--- begin PROVIDED DATA ---

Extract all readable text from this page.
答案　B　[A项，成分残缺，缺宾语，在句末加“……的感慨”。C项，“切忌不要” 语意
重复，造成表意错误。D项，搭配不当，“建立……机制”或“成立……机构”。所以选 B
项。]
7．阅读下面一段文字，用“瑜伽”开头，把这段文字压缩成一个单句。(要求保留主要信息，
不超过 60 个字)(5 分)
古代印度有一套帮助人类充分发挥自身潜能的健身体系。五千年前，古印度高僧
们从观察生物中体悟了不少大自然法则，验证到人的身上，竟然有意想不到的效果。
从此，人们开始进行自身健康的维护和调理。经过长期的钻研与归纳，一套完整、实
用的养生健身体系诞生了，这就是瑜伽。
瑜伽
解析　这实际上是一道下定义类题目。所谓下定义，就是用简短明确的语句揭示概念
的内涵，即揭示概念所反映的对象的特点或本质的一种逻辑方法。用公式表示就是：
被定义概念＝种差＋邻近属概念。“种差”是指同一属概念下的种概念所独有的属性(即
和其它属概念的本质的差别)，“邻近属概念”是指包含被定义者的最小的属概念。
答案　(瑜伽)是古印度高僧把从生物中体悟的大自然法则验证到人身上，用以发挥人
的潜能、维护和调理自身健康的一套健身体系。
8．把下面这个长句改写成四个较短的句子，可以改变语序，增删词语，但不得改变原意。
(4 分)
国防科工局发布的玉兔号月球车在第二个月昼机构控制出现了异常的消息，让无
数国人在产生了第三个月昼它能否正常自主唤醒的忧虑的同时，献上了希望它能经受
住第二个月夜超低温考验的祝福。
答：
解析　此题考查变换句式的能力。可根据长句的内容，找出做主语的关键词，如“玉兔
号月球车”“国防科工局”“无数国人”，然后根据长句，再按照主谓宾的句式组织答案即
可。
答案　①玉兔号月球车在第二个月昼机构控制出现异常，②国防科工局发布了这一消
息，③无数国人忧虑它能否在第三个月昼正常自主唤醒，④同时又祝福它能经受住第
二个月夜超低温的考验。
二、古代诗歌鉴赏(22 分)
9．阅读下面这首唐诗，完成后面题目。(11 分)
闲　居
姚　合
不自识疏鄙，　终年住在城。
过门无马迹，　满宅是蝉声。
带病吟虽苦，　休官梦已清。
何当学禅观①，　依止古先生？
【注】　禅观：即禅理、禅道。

--- end PROVIDED DATA ---

### JOB:
Output all of the material, please, exactly as it stands.

### EXPECTED ANSWER:
Extract all readable text from this page.
答案　B　[A项，成分残缺，缺宾语，在句末加“……的感慨”。C项，“切忌不要” 语意
重复，造成表意错误。D项，搭配不当，“建立……机制”或“成立……机构”。所以选 B
项。]
7．阅读下面一段文字，用“瑜伽”开头，把这段文字压缩成一个单句。(要求保留主要信息，
不超过 60 个字)(5 分)
古代印度有一套帮助人类充分发挥自身潜能的健身体系。五千年前，古印度高僧
们从观察生物中体悟了不少大自然法则，验证到人的身上，竟然有意想不到的效果。
从此，人们开始进行自身健康的维护和调理。经过长期的钻研与归纳，一套完整、实
用的养生健身体系诞生了，这就是瑜伽。
瑜伽
解析　这实际上是一道下定义类题目。所谓下定义，就是用简短明确的语句揭示概念
的内涵，即揭示概念所反映的对象的特点或本质的一种逻辑方法。用公式表示就是：
被定义概念＝种差＋邻近属概念。“种差”是指同一属概念下的种概念所独有的属性(即
和其它属概念的本质的差别)，“邻近属概念”是指包含被定义者的最小的属概念。
答案　(瑜伽)是古印度高僧把从生物中体悟的大自然法则验证到人身上，用以发挥人
的潜能、维护和调理自身健康的一套健身体系。
8．把下面这个长句改写成四个较短的句子，可以改变语序，增删词语，但不得改变原意。
(4 分)
国防科工局发布的玉兔号月球车在第二个月昼机构控制出现了异常的消息，让无
数国人在产生了第三个月昼它能否正常自主唤醒的忧虑的同时，献上了希望它能经受
住第二个月夜超低温考验的祝福。
答：
解析　此题考查变换句式的能力。可根据长句的内容，找出做主语的关键词，如“玉兔
号月球车”“国防科工局”“无数国人”，然后根据长句，再按照主谓宾的句式组织答案即
可。
答案　①玉兔号月球车在第二个月昼机构控制出现异常，②国防科工局发布了这一消
息，③无数国人忧虑它能否在第三个月昼正常自主唤醒，④同时又祝福它能经受住第
二个月夜超低温的考验。
二、古代诗歌鉴赏(22 分)
9．阅读下面这首唐诗，完成后面题目。(11 分)
闲　居
姚　合
不自识疏鄙，　终年住在城。
过门无马迹，　满宅是蝉声。
带病吟虽苦，　休官梦已清。
何当学禅观①，　依止古先生？
【注】　禅观：即禅理、禅道。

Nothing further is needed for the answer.